(Material for this exercise begins)
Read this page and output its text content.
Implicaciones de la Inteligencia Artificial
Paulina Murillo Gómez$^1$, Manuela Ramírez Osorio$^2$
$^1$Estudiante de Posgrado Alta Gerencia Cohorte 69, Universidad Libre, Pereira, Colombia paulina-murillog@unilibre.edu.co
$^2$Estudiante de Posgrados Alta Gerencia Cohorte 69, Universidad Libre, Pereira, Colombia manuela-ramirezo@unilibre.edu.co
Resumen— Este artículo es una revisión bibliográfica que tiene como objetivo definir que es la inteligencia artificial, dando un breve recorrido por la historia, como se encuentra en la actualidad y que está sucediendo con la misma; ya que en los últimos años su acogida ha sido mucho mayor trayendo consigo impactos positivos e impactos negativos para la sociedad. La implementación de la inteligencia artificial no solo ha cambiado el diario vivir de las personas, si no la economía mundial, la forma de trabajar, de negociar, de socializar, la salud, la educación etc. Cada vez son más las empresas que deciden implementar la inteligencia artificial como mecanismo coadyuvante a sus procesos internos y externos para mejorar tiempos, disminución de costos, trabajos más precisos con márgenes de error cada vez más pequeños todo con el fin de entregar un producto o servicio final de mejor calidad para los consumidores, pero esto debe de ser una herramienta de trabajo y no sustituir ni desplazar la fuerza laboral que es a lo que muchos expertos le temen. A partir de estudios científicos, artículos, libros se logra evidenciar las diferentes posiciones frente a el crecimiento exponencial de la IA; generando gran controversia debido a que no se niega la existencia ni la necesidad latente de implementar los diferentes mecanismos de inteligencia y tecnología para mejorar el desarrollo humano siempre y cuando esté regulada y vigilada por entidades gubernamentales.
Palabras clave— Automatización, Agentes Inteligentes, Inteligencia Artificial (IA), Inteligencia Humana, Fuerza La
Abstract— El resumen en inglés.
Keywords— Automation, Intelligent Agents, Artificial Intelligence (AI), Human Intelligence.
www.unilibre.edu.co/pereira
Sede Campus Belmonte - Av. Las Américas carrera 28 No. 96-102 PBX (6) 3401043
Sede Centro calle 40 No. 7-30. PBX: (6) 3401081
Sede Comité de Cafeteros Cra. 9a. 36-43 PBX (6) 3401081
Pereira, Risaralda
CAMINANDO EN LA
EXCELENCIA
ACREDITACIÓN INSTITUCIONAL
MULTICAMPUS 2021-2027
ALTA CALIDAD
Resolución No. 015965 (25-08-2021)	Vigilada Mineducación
(Material for this exercise ends)
About this exercise -
Every line above is to be transcribed exactly.

Result of the task -
Read this page and output its text content.
Implicaciones de la Inteligencia Artificial
Paulina Murillo Gómez$^1$, Manuela Ramírez Osorio$^2$
$^1$Estudiante de Posgrado Alta Gerencia Cohorte 69, Universidad Libre, Pereira, Colombia paulina-murillog@unilibre.edu.co
$^2$Estudiante de Posgrados Alta Gerencia Cohorte 69, Universidad Libre, Pereira, Colombia manuela-ramirezo@unilibre.edu.co
Resumen— Este artículo es una revisión bibliográfica que tiene como objetivo definir que es la inteligencia artificial, dando un breve recorrido por la historia, como se encuentra en la actualidad y que está sucediendo con la misma; ya que en los últimos años su acogida ha sido mucho mayor trayendo consigo impactos positivos e impactos negativos para la sociedad. La implementación de la inteligencia artificial no solo ha cambiado el diario vivir de las personas, si no la economía mundial, la forma de trabajar, de negociar, de socializar, la salud, la educación etc. Cada vez son más las empresas que deciden implementar la inteligencia artificial como mecanismo coadyuvante a sus procesos internos y externos para mejorar tiempos, disminución de costos, trabajos más precisos con márgenes de error cada vez más pequeños todo con el fin de entregar un producto o servicio final de mejor calidad para los consumidores, pero esto debe de ser una herramienta de trabajo y no sustituir ni desplazar la fuerza laboral que es a lo que muchos expertos le temen. A partir de estudios científicos, artículos, libros se logra evidenciar las diferentes posiciones frente a el crecimiento exponencial de la IA; generando gran controversia debido a que no se niega la existencia ni la necesidad latente de implementar los diferentes mecanismos de inteligencia y tecnología para mejorar el desarrollo humano siempre y cuando esté regulada y vigilada por entidades gubernamentales.
Palabras clave— Automatización, Agentes Inteligentes, Inteligencia Artificial (IA), Inteligencia Humana, Fuerza La
Abstract— El resumen en inglés.
Keywords— Automation, Intelligent Agents, Artificial Intelligence (AI), Human Intelligence.
www.unilibre.edu.co/pereira
Sede Campus Belmonte - Av. Las Américas carrera 28 No. 96-102 PBX (6) 3401043
Sede Centro calle 40 No. 7-30. PBX: (6) 3401081
Sede Comité de Cafeteros Cra. 9a. 36-43 PBX (6) 3401081
Pereira, Risaralda
CAMINANDO EN LA
EXCELENCIA
ACREDITACIÓN INSTITUCIONAL
MULTICAMPUS 2021-2027
ALTA CALIDAD
Resolución No. 015965 (25-08-2021)	Vigilada Mineducación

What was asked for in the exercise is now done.